### THE INPUT
+++

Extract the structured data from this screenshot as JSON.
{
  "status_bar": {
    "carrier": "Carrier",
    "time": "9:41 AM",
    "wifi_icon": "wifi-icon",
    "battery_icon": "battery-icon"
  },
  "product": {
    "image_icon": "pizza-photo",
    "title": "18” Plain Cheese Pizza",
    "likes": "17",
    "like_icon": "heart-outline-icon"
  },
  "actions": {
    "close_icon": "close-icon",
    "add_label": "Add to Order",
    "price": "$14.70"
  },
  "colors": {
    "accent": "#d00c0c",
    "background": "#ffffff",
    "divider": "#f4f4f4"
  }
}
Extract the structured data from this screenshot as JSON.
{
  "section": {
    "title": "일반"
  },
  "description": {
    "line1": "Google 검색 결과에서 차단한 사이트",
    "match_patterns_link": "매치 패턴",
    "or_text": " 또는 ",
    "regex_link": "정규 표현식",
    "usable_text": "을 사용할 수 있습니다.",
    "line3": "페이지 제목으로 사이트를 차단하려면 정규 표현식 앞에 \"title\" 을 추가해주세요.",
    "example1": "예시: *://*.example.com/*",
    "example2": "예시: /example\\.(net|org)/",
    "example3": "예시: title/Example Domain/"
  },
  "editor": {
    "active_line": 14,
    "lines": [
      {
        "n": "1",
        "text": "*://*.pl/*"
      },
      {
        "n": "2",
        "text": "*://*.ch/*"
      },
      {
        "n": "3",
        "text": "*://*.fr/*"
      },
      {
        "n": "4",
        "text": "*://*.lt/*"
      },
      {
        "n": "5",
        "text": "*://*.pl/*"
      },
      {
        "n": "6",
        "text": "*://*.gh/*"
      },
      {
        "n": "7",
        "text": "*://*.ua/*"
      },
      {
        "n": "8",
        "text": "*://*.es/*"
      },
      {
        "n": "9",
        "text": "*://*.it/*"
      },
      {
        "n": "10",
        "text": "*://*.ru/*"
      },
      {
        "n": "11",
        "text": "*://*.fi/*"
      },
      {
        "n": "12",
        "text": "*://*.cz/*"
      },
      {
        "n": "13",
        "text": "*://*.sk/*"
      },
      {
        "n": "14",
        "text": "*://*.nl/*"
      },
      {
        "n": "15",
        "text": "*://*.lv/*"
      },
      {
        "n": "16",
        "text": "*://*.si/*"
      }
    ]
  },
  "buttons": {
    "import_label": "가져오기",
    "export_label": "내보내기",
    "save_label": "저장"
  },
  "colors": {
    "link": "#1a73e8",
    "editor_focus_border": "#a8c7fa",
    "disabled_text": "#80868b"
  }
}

+++

### GOAL OF THE EXERCISE
Write out the whole listing again, exactly as it stands.

### SOLUTION TO THE EXERCISE
Extract the structured data from this screenshot as JSON.
{
  "status_bar": {
    "carrier": "Carrier",
    "time": "9:41 AM",
    "wifi_icon": "wifi-icon",
    "battery_icon": "battery-icon"
  },
  "product": {
    "image_icon": "pizza-photo",
    "title": "18” Plain Cheese Pizza",
    "likes": "17",
    "like_icon": "heart-outline-icon"
  },
  "actions": {
    "close_icon": "close-icon",
    "add_label": "Add to Order",
    "price": "$14.70"
  },
  "colors": {
    "accent": "#d00c0c",
    "background": "#ffffff",
    "divider": "#f4f4f4"
  }
}
Extract the structured data from this screenshot as JSON.
{
  "section": {
    "title": "일반"
  },
  "description": {
    "line1": "Google 검색 결과에서 차단한 사이트",
    "match_patterns_link": "매치 패턴",
    "or_text": " 또는 ",
    "regex_link": "정규 표현식",
    "usable_text": "을 사용할 수 있습니다.",
    "line3": "페이지 제목으로 사이트를 차단하려면 정규 표현식 앞에 \"title\" 을 추가해주세요.",
    "example1": "예시: *://*.example.com/*",
    "example2": "예시: /example\\.(net|org)/",
    "example3": "예시: title/Example Domain/"
  },
  "editor": {
    "active_line": 14,
    "lines": [
      {
        "n": "1",
        "text": "*://*.pl/*"
      },
      {
        "n": "2",
        "text": "*://*.ch/*"
      },
      {
        "n": "3",
        "text": "*://*.fr/*"
      },
      {
        "n": "4",
        "text": "*://*.lt/*"
      },
      {
        "n": "5",
        "text": "*://*.pl/*"
      },
      {
        "n": "6",
        "text": "*://*.gh/*"
      },
      {
        "n": "7",
        "text": "*://*.ua/*"
      },
      {
        "n": "8",
        "text": "*://*.es/*"
      },
      {
        "n": "9",
        "text": "*://*.it/*"
      },
      {
        "n": "10",
        "text": "*://*.ru/*"
      },
      {
        "n": "11",
        "text": "*://*.fi/*"
      },
      {
        "n": "12",
        "text": "*://*.cz/*"
      },
      {
        "n": "13",
        "text": "*://*.sk/*"
      },
      {
        "n": "14",
        "text": "*://*.nl/*"
      },
      {
        "n": "15",
        "text": "*://*.lv/*"
      },
      {
        "n": "16",
        "text": "*://*.si/*"
      }
    ]
  },
  "buttons": {
    "import_label": "가져오기",
    "export_label": "내보내기",
    "save_label": "저장"
  },
  "colors": {
    "link": "#1a73e8",
    "editor_focus_border": "#a8c7fa",
    "disabled_text": "#80868b"
  }
}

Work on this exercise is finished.